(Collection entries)
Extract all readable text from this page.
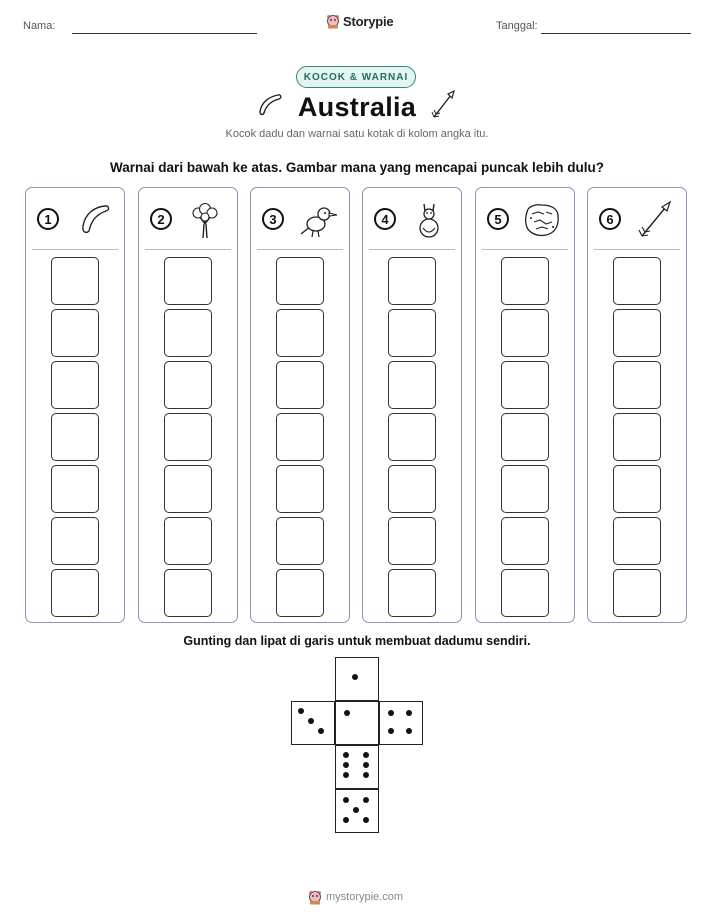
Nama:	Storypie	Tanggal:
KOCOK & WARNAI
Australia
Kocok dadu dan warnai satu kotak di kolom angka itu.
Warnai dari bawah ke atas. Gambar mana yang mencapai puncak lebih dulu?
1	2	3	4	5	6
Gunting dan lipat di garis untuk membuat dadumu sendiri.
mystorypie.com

DESCRIPTION OF THE TASK
Transcribe all the lines above exactly, apart from the pictures.

TASK SOLUTION
Extract all readable text from this page.
Nama:	Storypie	Tanggal:
KOCOK & WARNAI
Australia
Kocok dadu dan warnai satu kotak di kolom angka itu.
Warnai dari bawah ke atas. Gambar mana yang mencapai puncak lebih dulu?
1	2	3	4	5	6
Gunting dan lipat di garis untuk membuat dadumu sendiri.
mystorypie.com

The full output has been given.